Pictures don't belong in the copy; print all the records exactly.

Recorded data
- - -

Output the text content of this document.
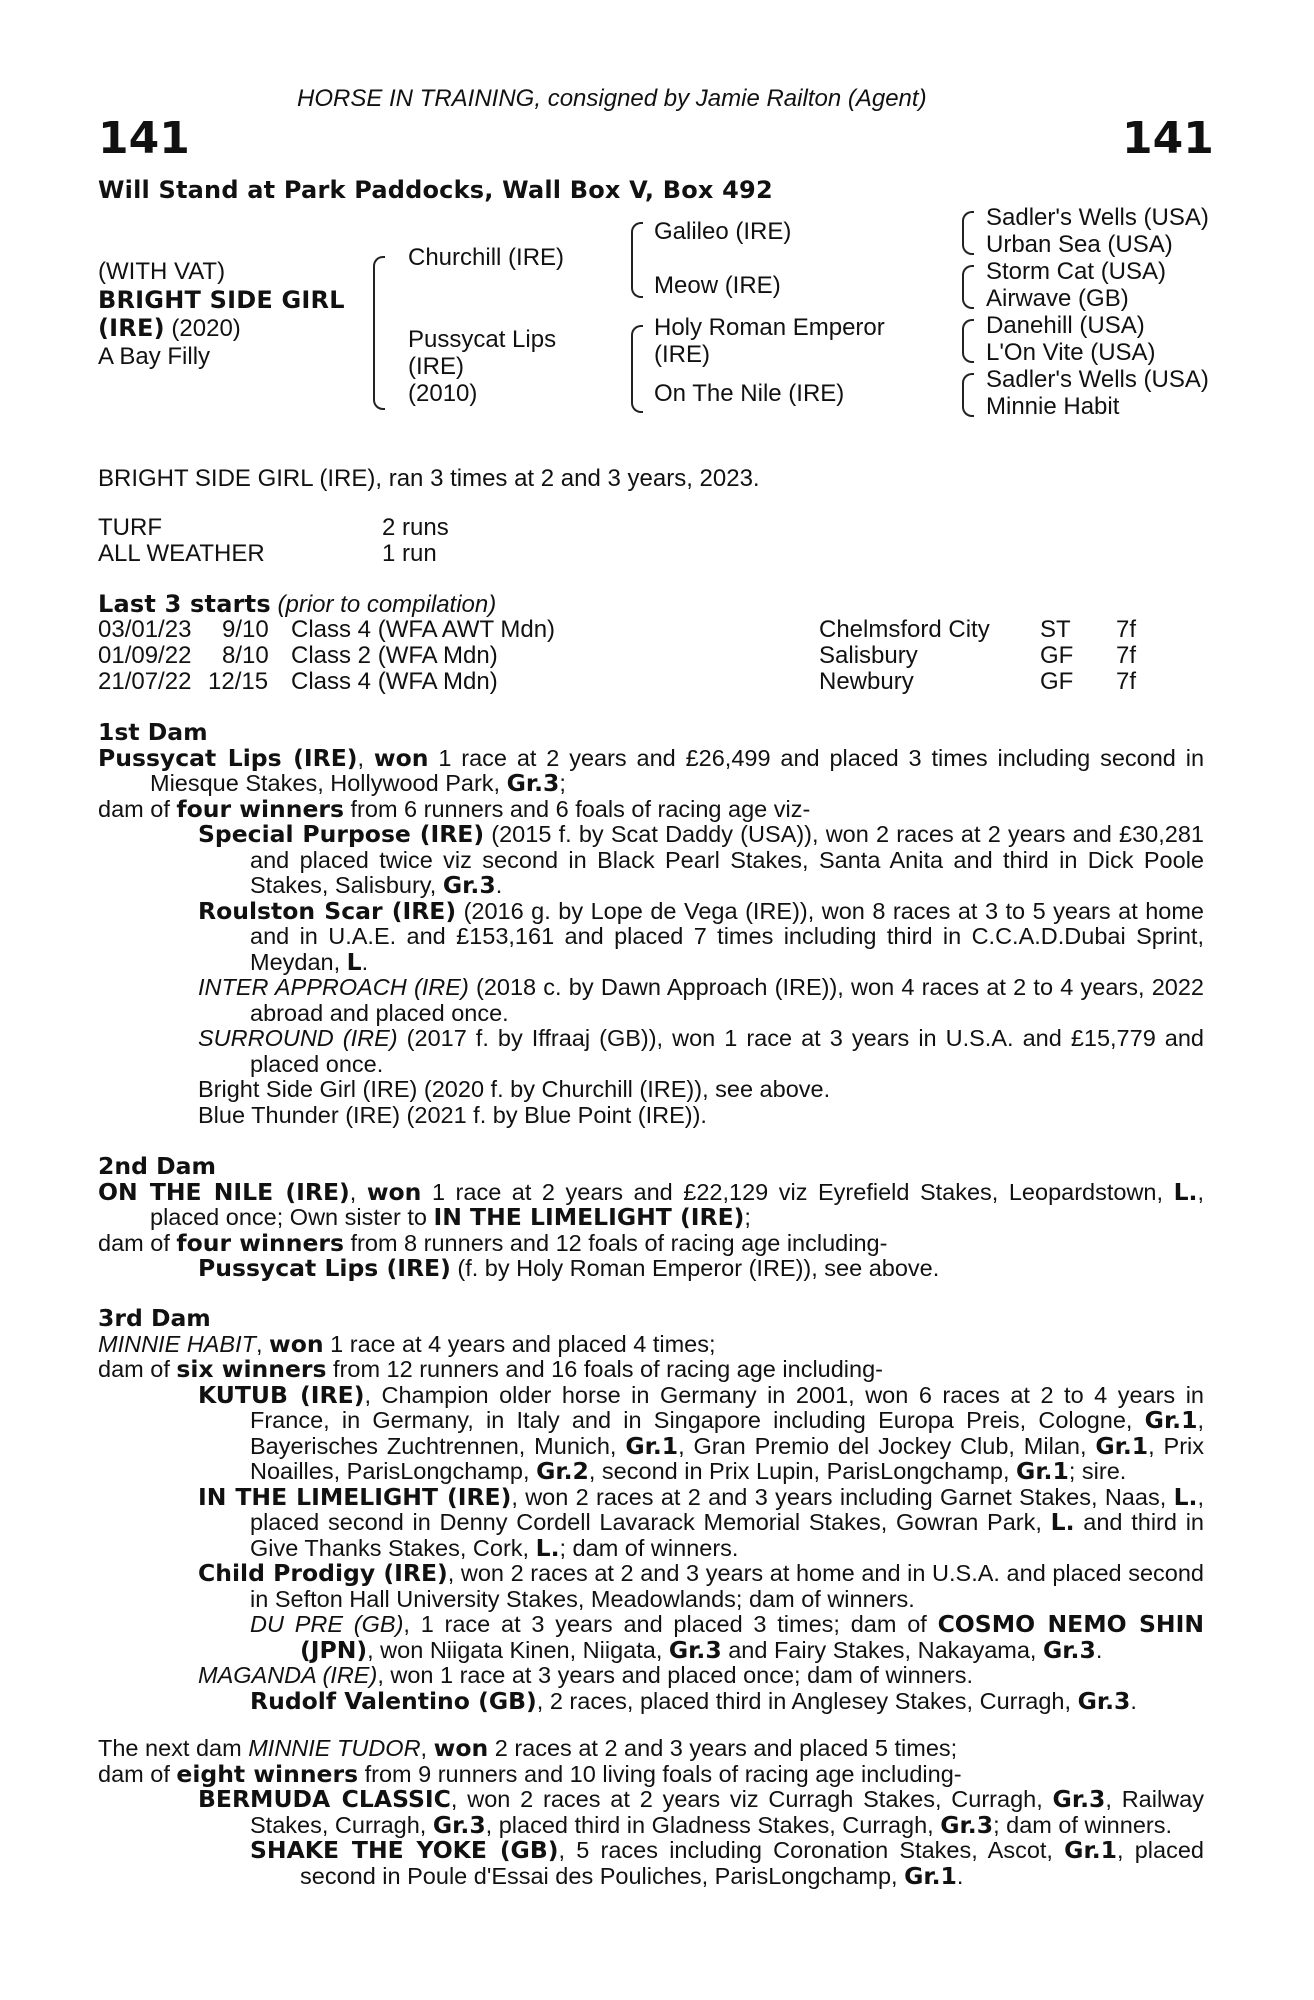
HORSE IN TRAINING, consigned by Jamie Railton (Agent)
141	141
Will Stand at Park Paddocks, Wall Box V, Box 492
(WITH VAT)
BRIGHT SIDE GIRL
(IRE) (2020)
A Bay Filly
Churchill (IRE)
Pussycat Lips
(IRE)
(2010)
Galileo (IRE)
Meow (IRE)
Holy Roman Emperor
(IRE)
On The Nile (IRE)
Sadler's Wells (USA)
Urban Sea (USA)
Storm Cat (USA)
Airwave (GB)
Danehill (USA)
L'On Vite (USA)
Sadler's Wells (USA)
Minnie Habit
BRIGHT SIDE GIRL (IRE), ran 3 times at 2 and 3 years, 2023.
TURF	2 runs
ALL WEATHER	1 run
Last 3 starts (prior to compilation)
03/01/23 9/10 Class 4 (WFA AWT Mdn)	Chelmsford City ST 7f
01/09/22 8/10 Class 2 (WFA Mdn)	Salisbury	GF 7f
21/07/22 12/15 Class 4 (WFA Mdn)	Newbury	GF 7f

1st Dam

Pussycat Lips (IRE), won 1 race at 2 years and £26,499 and placed 3 times including second in Miesque Stakes, Hollywood Park, Gr.3;

dam of four winners from 6 runners and 6 foals of racing age viz-

Special Purpose (IRE) (2015 f. by Scat Daddy (USA)), won 2 races at 2 years and £30,281 and placed twice viz second in Black Pearl Stakes, Santa Anita and third in Dick Poole Stakes, Salisbury, Gr.3.

Roulston Scar (IRE) (2016 g. by Lope de Vega (IRE)), won 8 races at 3 to 5 years at home and in U.A.E. and £153,161 and placed 7 times including third in C.C.A.D.Dubai Sprint, Meydan, L.

INTER APPROACH (IRE) (2018 c. by Dawn Approach (IRE)), won 4 races at 2 to 4 years, 2022 abroad and placed once.

SURROUND (IRE) (2017 f. by Iffraaj (GB)), won 1 race at 3 years in U.S.A. and £15,779 and placed once.

Bright Side Girl (IRE) (2020 f. by Churchill (IRE)), see above.

Blue Thunder (IRE) (2021 f. by Blue Point (IRE)).

2nd Dam

ON THE NILE (IRE), won 1 race at 2 years and £22,129 viz Eyrefield Stakes, Leopardstown, L., placed once; Own sister to IN THE LIMELIGHT (IRE);

dam of four winners from 8 runners and 12 foals of racing age including-

Pussycat Lips (IRE) (f. by Holy Roman Emperor (IRE)), see above.

3rd Dam

MINNIE HABIT, won 1 race at 4 years and placed 4 times;

dam of six winners from 12 runners and 16 foals of racing age including-

KUTUB (IRE), Champion older horse in Germany in 2001, won 6 races at 2 to 4 years in France, in Germany, in Italy and in Singapore including Europa Preis, Cologne, Gr.1, Bayerisches Zuchtrennen, Munich, Gr.1, Gran Premio del Jockey Club, Milan, Gr.1, Prix Noailles, ParisLongchamp, Gr.2, second in Prix Lupin, ParisLongchamp, Gr.1; sire.

IN THE LIMELIGHT (IRE), won 2 races at 2 and 3 years including Garnet Stakes, Naas, L., placed second in Denny Cordell Lavarack Memorial Stakes, Gowran Park, L. and third in Give Thanks Stakes, Cork, L.; dam of winners.

Child Prodigy (IRE), won 2 races at 2 and 3 years at home and in U.S.A. and placed second in Sefton Hall University Stakes, Meadowlands; dam of winners.

DU PRE (GB), 1 race at 3 years and placed 3 times; dam of COSMO NEMO SHIN (JPN), won Niigata Kinen, Niigata, Gr.3 and Fairy Stakes, Nakayama, Gr.3.

MAGANDA (IRE), won 1 race at 3 years and placed once; dam of winners.

Rudolf Valentino (GB), 2 races, placed third in Anglesey Stakes, Curragh, Gr.3.

The next dam MINNIE TUDOR, won 2 races at 2 and 3 years and placed 5 times;

dam of eight winners from 9 runners and 10 living foals of racing age including-

BERMUDA CLASSIC, won 2 races at 2 years viz Curragh Stakes, Curragh, Gr.3, Railway Stakes, Curragh, Gr.3, placed third in Gladness Stakes, Curragh, Gr.3; dam of winners.

SHAKE THE YOKE (GB), 5 races including Coronation Stakes, Ascot, Gr.1, placed second in Poule d'Essai des Pouliches, ParisLongchamp, Gr.1.
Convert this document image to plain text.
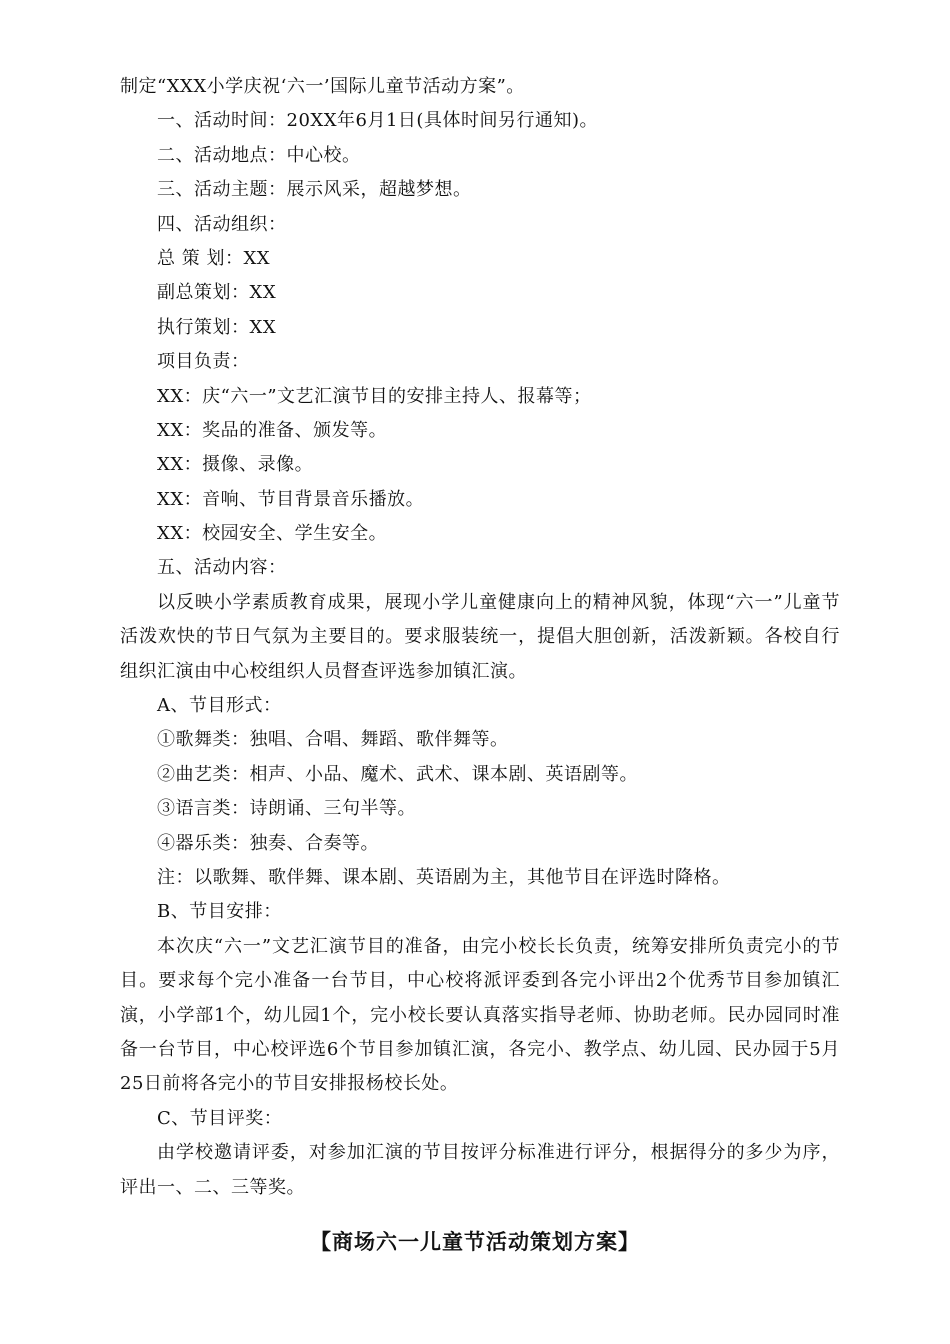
制定“XXX小学庆祝‘六一’国际儿童节活动方案”。
一、活动时间：20XX年6月1日(具体时间另行通知)。
二、活动地点：中心校。
三、活动主题：展示风采，超越梦想。
四、活动组织：
总 策 划：XX
副总策划：XX
执行策划：XX
项目负责：
XX：庆“六一”文艺汇演节目的安排主持人、报幕等；
XX：奖品的准备、颁发等。
XX：摄像、录像。
XX：音响、节目背景音乐播放。
XX：校园安全、学生安全。
五、活动内容：

以反映小学素质教育成果，展现小学儿童健康向上的精神风貌，体现“六一”儿童节活泼欢快的节日气氛为主要目的。要求服装统一，提倡大胆创新，活泼新颖。各校自行组织汇演由中心校组织人员督查评选参加镇汇演。

A、节目形式：
①歌舞类：独唱、合唱、舞蹈、歌伴舞等。
②曲艺类：相声、小品、魔术、武术、课本剧、英语剧等。
③语言类：诗朗诵、三句半等。
④器乐类：独奏、合奏等。
注：以歌舞、歌伴舞、课本剧、英语剧为主，其他节目在评选时降格。
B、节目安排：

本次庆“六一”文艺汇演节目的准备，由完小校长长负责，统筹安排所负责完小的节目。要求每个完小准备一台节目，中心校将派评委到各完小评出2个优秀节目参加镇汇演，小学部1个，幼儿园1个，完小校长要认真落实指导老师、协助老师。民办园同时准备一台节目，中心校评选6个节目参加镇汇演，各完小、教学点、幼儿园、民办园于5月25日前将各完小的节目安排报杨校长处。

C、节目评奖：

由学校邀请评委，对参加汇演的节目按评分标准进行评分，根据得分的多少为序，评出一、二、三等奖。

【商场六一儿童节活动策划方案】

- - -

▸ **Expected output**
Output the text content of this document.
HORSE IN TRAINING, consigned by Jamie Railton (Agent)
141	141
Will Stand at Park Paddocks, Wall Box V, Box 492
(WITH VAT)
BRIGHT SIDE GIRL
(IRE) (2020)
A Bay Filly
Churchill (IRE)
Pussycat Lips
(IRE)
(2010)
Galileo (IRE)
Meow (IRE)
Holy Roman Emperor
(IRE)
On The Nile (IRE)
Sadler's Wells (USA)
Urban Sea (USA)
Storm Cat (USA)
Airwave (GB)
Danehill (USA)
L'On Vite (USA)
Sadler's Wells (USA)
Minnie Habit
BRIGHT SIDE GIRL (IRE), ran 3 times at 2 and 3 years, 2023.
TURF	2 runs
ALL WEATHER	1 run
Last 3 starts (prior to compilation)
03/01/23 9/10 Class 4 (WFA AWT Mdn)	Chelmsford City ST 7f
01/09/22 8/10 Class 2 (WFA Mdn)	Salisbury	GF 7f
21/07/22 12/15 Class 4 (WFA Mdn)	Newbury	GF 7f

1st Dam

Pussycat Lips (IRE), won 1 race at 2 years and £26,499 and placed 3 times including second in Miesque Stakes, Hollywood Park, Gr.3;

dam of four winners from 6 runners and 6 foals of racing age viz-

Special Purpose (IRE) (2015 f. by Scat Daddy (USA)), won 2 races at 2 years and £30,281 and placed twice viz second in Black Pearl Stakes, Santa Anita and third in Dick Poole Stakes, Salisbury, Gr.3.

Roulston Scar (IRE) (2016 g. by Lope de Vega (IRE)), won 8 races at 3 to 5 years at home and in U.A.E. and £153,161 and placed 7 times including third in C.C.A.D.Dubai Sprint, Meydan, L.

INTER APPROACH (IRE) (2018 c. by Dawn Approach (IRE)), won 4 races at 2 to 4 years, 2022 abroad and placed once.

SURROUND (IRE) (2017 f. by Iffraaj (GB)), won 1 race at 3 years in U.S.A. and £15,779 and placed once.

Bright Side Girl (IRE) (2020 f. by Churchill (IRE)), see above.

Blue Thunder (IRE) (2021 f. by Blue Point (IRE)).

2nd Dam

ON THE NILE (IRE), won 1 race at 2 years and £22,129 viz Eyrefield Stakes, Leopardstown, L., placed once; Own sister to IN THE LIMELIGHT (IRE);

dam of four winners from 8 runners and 12 foals of racing age including-

Pussycat Lips (IRE) (f. by Holy Roman Emperor (IRE)), see above.

3rd Dam

MINNIE HABIT, won 1 race at 4 years and placed 4 times;

dam of six winners from 12 runners and 16 foals of racing age including-

KUTUB (IRE), Champion older horse in Germany in 2001, won 6 races at 2 to 4 years in France, in Germany, in Italy and in Singapore including Europa Preis, Cologne, Gr.1, Bayerisches Zuchtrennen, Munich, Gr.1, Gran Premio del Jockey Club, Milan, Gr.1, Prix Noailles, ParisLongchamp, Gr.2, second in Prix Lupin, ParisLongchamp, Gr.1; sire.

IN THE LIMELIGHT (IRE), won 2 races at 2 and 3 years including Garnet Stakes, Naas, L., placed second in Denny Cordell Lavarack Memorial Stakes, Gowran Park, L. and third in Give Thanks Stakes, Cork, L.; dam of winners.

Child Prodigy (IRE), won 2 races at 2 and 3 years at home and in U.S.A. and placed second in Sefton Hall University Stakes, Meadowlands; dam of winners.

DU PRE (GB), 1 race at 3 years and placed 3 times; dam of COSMO NEMO SHIN (JPN), won Niigata Kinen, Niigata, Gr.3 and Fairy Stakes, Nakayama, Gr.3.

MAGANDA (IRE), won 1 race at 3 years and placed once; dam of winners.

Rudolf Valentino (GB), 2 races, placed third in Anglesey Stakes, Curragh, Gr.3.

The next dam MINNIE TUDOR, won 2 races at 2 and 3 years and placed 5 times;

dam of eight winners from 9 runners and 10 living foals of racing age including-

BERMUDA CLASSIC, won 2 races at 2 years viz Curragh Stakes, Curragh, Gr.3, Railway Stakes, Curragh, Gr.3, placed third in Gladness Stakes, Curragh, Gr.3; dam of winners.

SHAKE THE YOKE (GB), 5 races including Coronation Stakes, Ascot, Gr.1, placed second in Poule d'Essai des Pouliches, ParisLongchamp, Gr.1.
Convert this document image to plain text.
制定“XXX小学庆祝‘六一’国际儿童节活动方案”。
一、活动时间：20XX年6月1日(具体时间另行通知)。
二、活动地点：中心校。
三、活动主题：展示风采，超越梦想。
四、活动组织：
总 策 划：XX
副总策划：XX
执行策划：XX
项目负责：
XX：庆“六一”文艺汇演节目的安排主持人、报幕等；
XX：奖品的准备、颁发等。
XX：摄像、录像。
XX：音响、节目背景音乐播放。
XX：校园安全、学生安全。
五、活动内容：

以反映小学素质教育成果，展现小学儿童健康向上的精神风貌，体现“六一”儿童节活泼欢快的节日气氛为主要目的。要求服装统一，提倡大胆创新，活泼新颖。各校自行组织汇演由中心校组织人员督查评选参加镇汇演。

A、节目形式：
①歌舞类：独唱、合唱、舞蹈、歌伴舞等。
②曲艺类：相声、小品、魔术、武术、课本剧、英语剧等。
③语言类：诗朗诵、三句半等。
④器乐类：独奏、合奏等。
注：以歌舞、歌伴舞、课本剧、英语剧为主，其他节目在评选时降格。
B、节目安排：

本次庆“六一”文艺汇演节目的准备，由完小校长长负责，统筹安排所负责完小的节目。要求每个完小准备一台节目，中心校将派评委到各完小评出2个优秀节目参加镇汇演，小学部1个，幼儿园1个，完小校长要认真落实指导老师、协助老师。民办园同时准备一台节目，中心校评选6个节目参加镇汇演，各完小、教学点、幼儿园、民办园于5月25日前将各完小的节目安排报杨校长处。

C、节目评奖：

由学校邀请评委，对参加汇演的节目按评分标准进行评分，根据得分的多少为序，评出一、二、三等奖。

【商场六一儿童节活动策划方案】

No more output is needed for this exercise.